------ Document ------

Au cours des années les plus récentes, le Karnataka a été le premier État de l'Inde à mettre en oeuvre une politique en faveur des technologies de l'information, en 1997. Cette politique s'inscrit dans l'objectif global du gouvernement de l'État d'éradiquer la pauvreté et de renforcer la place des femmes dans la société. Il vise à réduire effectivement le chômage, en absorbant la majeure partie des jeunes diplômés ainsi qu'à encourager les échanges avec les pays non anglophones.

Dans ce secteur, les incitations sont encore plus larges : les industries sont exemptées de taxe d'entrée et de taxe lors de l'achat de matériels informatiques et de périphériques pendant la phase de mise en production. Cette dernière peut s'étendre sur une période de cinq ans. En outre, les industriels bénéficient d'une exonération de taxe sur les ventes pendant 10 ans, dans la limite d'un plafond fixé au double de la valeur des biens investis. Les générateurs électriques nécessaires à la production sont également exemptés du paiement de la taxe sur l'électricité sans limitation de durée et le fuel utilisé l'est en franchise de taxe.

S'appuyant par ailleurs sur un réseau dense d'universités et d'instituts de formation supérieure, qui délivrent 30.000 diplômes d'ingénieur chaque année, sans compter les nombreux universitaires de niveau BAC +3 ou +5, le Karnataka ambitionne donc de devenir le « silicon state » du monde de demain, sur le modèle de la silicon valley du sud de San Francisco.

Contrairement à ce qu'on pourrait penser, cette intense politique d'encouragement au développement des technologies de l'information ne s'accompagne pas ou plus d'une fuite des cerveaux. Les études les plus récentes montrent en effet que s'il y a 10 ans encore, les ingénieurs et entrepreneurs vivaient soit en Inde, soit à l'étranger, les échanges se font aujourd'hui dans les deux sens. Les Indiens ne partent plus à l'étranger dans l'idée de s'expatrier définitivement mais passent souvent la moitié de l'année en Inde et le reste du temps qui aux États Unis, qui en Australie ou en Europe.

Les Indiens recrutés dans les années 1980 et 1990 par les grandes entreprises internationales ont été les premiers à revenir en Inde à la faveur de l'intégration de l'économie indienne dans l'économie mondiale, lorsque les groupes qui les employaient se sont implantés dans ce pays. Le fait que des Indiens aient été employés par ces entreprises a d'ailleurs facilité, si ce n'est initié, leur décision de s'implanter dans ce pays. Pour nos interlocuteurs, ce mouvement de va et vient constituait indéniablement un motif de fierté.

2. L'implantation des entreprises françaises au Karnataka

Comme pour les autres groupes internationaux, la forte concentration d'industries de haute technologie au Karnataka et, en particulier, dans sa capitale Bangalore, a largement influencé la décision des entreprises françaises de s'implanter dans cette région de l'Inde.

Avec 9 % du montant total des investissements étrangers au Karnataka, la France se situerait au troisième rang, derrière l'Allemagne, qui en représente le tiers, et les États-Unis 15 %. 28 filiales sont implantées dans la région de Bangalore, dont 5 dans le secteur de l'électronique et 4 dans celui de l'informatique.

------ Données disponibles ------

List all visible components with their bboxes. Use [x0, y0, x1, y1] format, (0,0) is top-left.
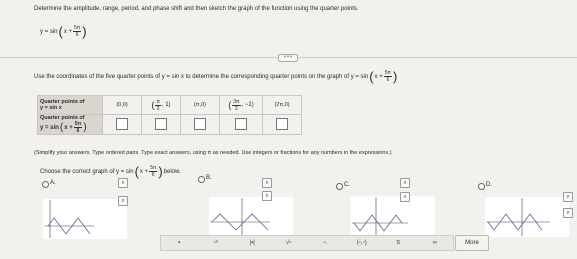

------

Poursuivez, s'il vous plaît, le document sur le Karnataka et les technologies de l'information en reprenant juste après sa dernière phrase.

▶ **Voici le résultat**:
La délégation a visité la filiale de la Société Générale, créée en 2001 et qui emploie désormais près de 200 personnes pour le développement des applications informatiques liées aux produits financiers proposés par le groupe. La situation de Société Générale Software apparaissait très révélatrice des modes de développement mis en oeuvre : d'abord attirée par le coût peu élevé de la main d'oeuvre pour délocaliser des activités préalablement menées depuis Singapour, elle a profité de la qualité des personnes recrutées localement pour développer d'autres savoir-faire au bénéfice de l'ensemble du groupe. Seule une personne est expatriée.

Outre d'autres activités plus diversifiées (mécanique, optique, industries de l'armement ou spatiale), on notera que la France a également bénéficié des grands contrats passés par l'État ou la ville de Bangalore dans des secteurs où elle dispose de compétences reconnues. Ainsi, la Bangalore Water Supply and Sewerage Board a signé, en juillet 1999, quatre grands contrats avec des sociétés françaises : Degrémont et OTV pour la construction de deux unités de traitement d'eaux usées d'une capacité de 60 et 10 millions de litre par jour, Sewréca pour la détection des fuites du réseau et SCE pour la cartographie d'une partie du réseau de distribution d'eau de la ville. Cet important projet est financé sur le protocole financier franco - indien pour un montant de plus de 7,6 millions d'euros (50 millions de francs). En septembre 2000, le BWSSB a signé un mémorandum avec Vivendi Environnement et Suez Lyonnaise des Eaux, pour un contrat de gestion déléguée expérimentale de la distribution de l'eau dans deux quartiers de la ville, comptant environ un million d'habitants chacun.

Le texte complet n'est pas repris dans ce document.